## EXERCISE BRIEF
The listing below must be repeated word for word, with its images excluded.

## INFORMATION SHOWN
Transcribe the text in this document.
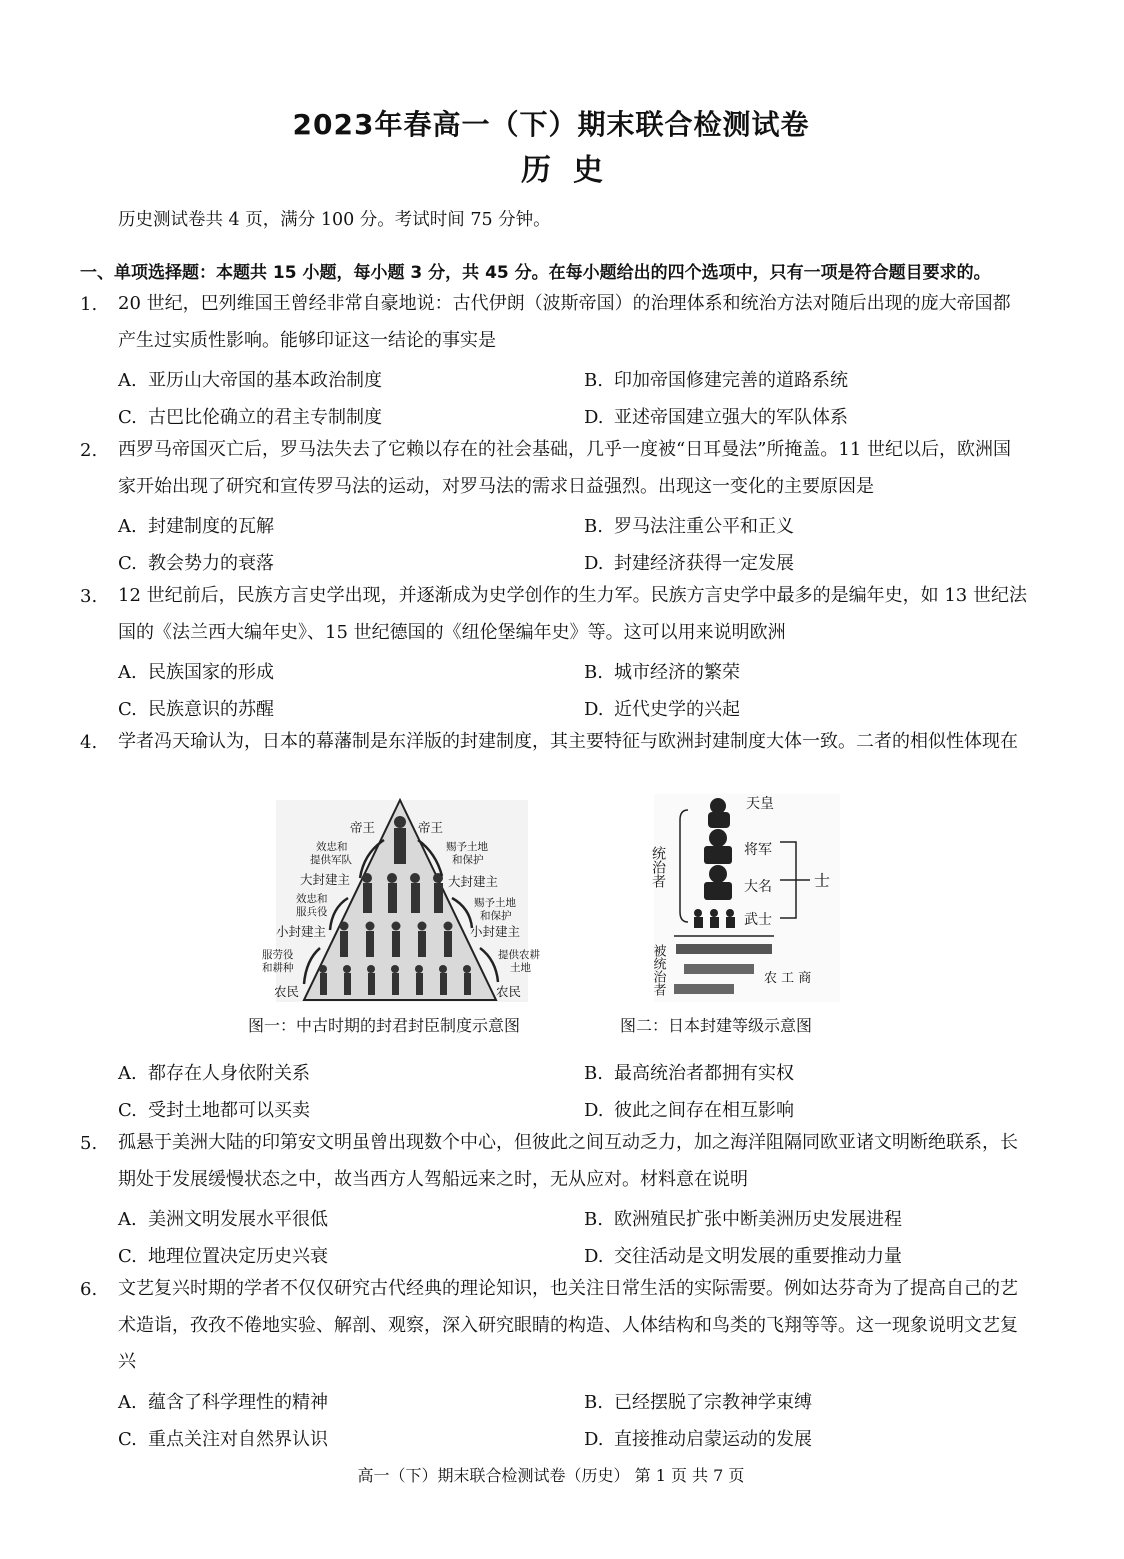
2023年春高一（下）期末联合检测试卷
历史
历史测试卷共 4 页，满分 100 分。考试时间 75 分钟。
一、单项选择题：本题共 15 小题，每小题 3 分，共 45 分。在每小题给出的四个选项中，只有一项是符合题目要求的。
1. 20 世纪，巴列维国王曾经非常自豪地说：古代伊朗（波斯帝国）的治理体系和统治方法对随后出现的庞大帝国都产生过实质性影响。能够印证这一结论的事实是
A. 亚历山大帝国的基本政治制度	B. 印加帝国修建完善的道路系统
C. 古巴比伦确立的君主专制制度	D. 亚述帝国建立强大的军队体系
2. 西罗马帝国灭亡后，罗马法失去了它赖以存在的社会基础，几乎一度被“日耳曼法”所掩盖。11 世纪以后，欧洲国家开始出现了研究和宣传罗马法的运动，对罗马法的需求日益强烈。出现这一变化的主要原因是
A. 封建制度的瓦解	B. 罗马法注重公平和正义
C. 教会势力的衰落	D. 封建经济获得一定发展
3. 12 世纪前后，民族方言史学出现，并逐渐成为史学创作的生力军。民族方言史学中最多的是编年史，如 13 世纪法国的《法兰西大编年史》、15 世纪德国的《纽伦堡编年史》等。这可以用来说明欧洲
A. 民族国家的形成	B. 城市经济的繁荣
C. 民族意识的苏醒	D. 近代史学的兴起
4. 学者冯天瑜认为，日本的幕藩制是东洋版的封建制度，其主要特征与欧洲封建制度大体一致。二者的相似性体现在
帝王	帝王
效忠和
提供军队
赐予土地
和保护
大封建主	大封建主
效忠和
服兵役
赐予土地
和保护
小封建主	小封建主
服劳役
和耕种
提供农耕
土地
农民	农民
图一：中古时期的封君封臣制度示意图
天皇
将军
大名
武士
士
农 工 商
统治者
被统治者
图二：日本封建等级示意图
A. 都存在人身依附关系	B. 最高统治者都拥有实权
C. 受封土地都可以买卖	D. 彼此之间存在相互影响
5. 孤悬于美洲大陆的印第安文明虽曾出现数个中心，但彼此之间互动乏力，加之海洋阻隔同欧亚诸文明断绝联系，长期处于发展缓慢状态之中，故当西方人驾船远来之时，无从应对。材料意在说明
A. 美洲文明发展水平很低	B. 欧洲殖民扩张中断美洲历史发展进程
C. 地理位置决定历史兴衰	D. 交往活动是文明发展的重要推动力量
6. 文艺复兴时期的学者不仅仅研究古代经典的理论知识，也关注日常生活的实际需要。例如达芬奇为了提高自己的艺术造诣，孜孜不倦地实验、解剖、观察，深入研究眼睛的构造、人体结构和鸟类的飞翔等等。这一现象说明文艺复兴
A. 蕴含了科学理性的精神	B. 已经摆脱了宗教神学束缚
C. 重点关注对自然界认识	D. 直接推动启蒙运动的发展
高一（下）期末联合检测试卷（历史） 第 1 页 共 7 页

## WRITTEN RESPONSE
Transcribe the text in this document.
2023年春高一（下）期末联合检测试卷
历史
历史测试卷共 4 页，满分 100 分。考试时间 75 分钟。
一、单项选择题：本题共 15 小题，每小题 3 分，共 45 分。在每小题给出的四个选项中，只有一项是符合题目要求的。
1. 20 世纪，巴列维国王曾经非常自豪地说：古代伊朗（波斯帝国）的治理体系和统治方法对随后出现的庞大帝国都产生过实质性影响。能够印证这一结论的事实是
A. 亚历山大帝国的基本政治制度	B. 印加帝国修建完善的道路系统
C. 古巴比伦确立的君主专制制度	D. 亚述帝国建立强大的军队体系
2. 西罗马帝国灭亡后，罗马法失去了它赖以存在的社会基础，几乎一度被“日耳曼法”所掩盖。11 世纪以后，欧洲国家开始出现了研究和宣传罗马法的运动，对罗马法的需求日益强烈。出现这一变化的主要原因是
A. 封建制度的瓦解	B. 罗马法注重公平和正义
C. 教会势力的衰落	D. 封建经济获得一定发展
3. 12 世纪前后，民族方言史学出现，并逐渐成为史学创作的生力军。民族方言史学中最多的是编年史，如 13 世纪法国的《法兰西大编年史》、15 世纪德国的《纽伦堡编年史》等。这可以用来说明欧洲
A. 民族国家的形成	B. 城市经济的繁荣
C. 民族意识的苏醒	D. 近代史学的兴起
4. 学者冯天瑜认为，日本的幕藩制是东洋版的封建制度，其主要特征与欧洲封建制度大体一致。二者的相似性体现在
帝王	帝王
效忠和
提供军队
赐予土地
和保护
大封建主	大封建主
效忠和
服兵役
赐予土地
和保护
小封建主	小封建主
服劳役
和耕种
提供农耕
土地
农民	农民
图一：中古时期的封君封臣制度示意图
天皇
将军
大名
武士
士
农 工 商
统治者
被统治者
图二：日本封建等级示意图
A. 都存在人身依附关系	B. 最高统治者都拥有实权
C. 受封土地都可以买卖	D. 彼此之间存在相互影响
5. 孤悬于美洲大陆的印第安文明虽曾出现数个中心，但彼此之间互动乏力，加之海洋阻隔同欧亚诸文明断绝联系，长期处于发展缓慢状态之中，故当西方人驾船远来之时，无从应对。材料意在说明
A. 美洲文明发展水平很低	B. 欧洲殖民扩张中断美洲历史发展进程
C. 地理位置决定历史兴衰	D. 交往活动是文明发展的重要推动力量
6. 文艺复兴时期的学者不仅仅研究古代经典的理论知识，也关注日常生活的实际需要。例如达芬奇为了提高自己的艺术造诣，孜孜不倦地实验、解剖、观察，深入研究眼睛的构造、人体结构和鸟类的飞翔等等。这一现象说明文艺复兴
A. 蕴含了科学理性的精神	B. 已经摆脱了宗教神学束缚
C. 重点关注对自然界认识	D. 直接推动启蒙运动的发展
高一（下）期末联合检测试卷（历史） 第 1 页 共 7 页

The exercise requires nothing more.